▸ EXERCISE OBJECTIVE
Tally the lines that include "縦組みテキスト". Output the number only.

▸ DATA FOR THIS EXERCISE
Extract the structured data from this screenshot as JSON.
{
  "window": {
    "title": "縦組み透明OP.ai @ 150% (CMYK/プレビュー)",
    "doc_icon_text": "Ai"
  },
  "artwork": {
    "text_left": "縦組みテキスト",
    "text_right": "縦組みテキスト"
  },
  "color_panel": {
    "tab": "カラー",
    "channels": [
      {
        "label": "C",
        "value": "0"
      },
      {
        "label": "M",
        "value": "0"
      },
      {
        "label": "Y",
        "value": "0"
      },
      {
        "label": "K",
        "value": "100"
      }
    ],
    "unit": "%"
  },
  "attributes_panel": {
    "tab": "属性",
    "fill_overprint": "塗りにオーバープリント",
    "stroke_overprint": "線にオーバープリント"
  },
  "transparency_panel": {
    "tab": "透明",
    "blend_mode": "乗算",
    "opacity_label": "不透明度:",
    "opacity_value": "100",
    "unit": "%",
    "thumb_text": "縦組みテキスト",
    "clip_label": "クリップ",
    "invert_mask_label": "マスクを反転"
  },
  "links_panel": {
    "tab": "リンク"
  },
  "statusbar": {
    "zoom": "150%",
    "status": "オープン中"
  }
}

▸ FINAL RESULT
3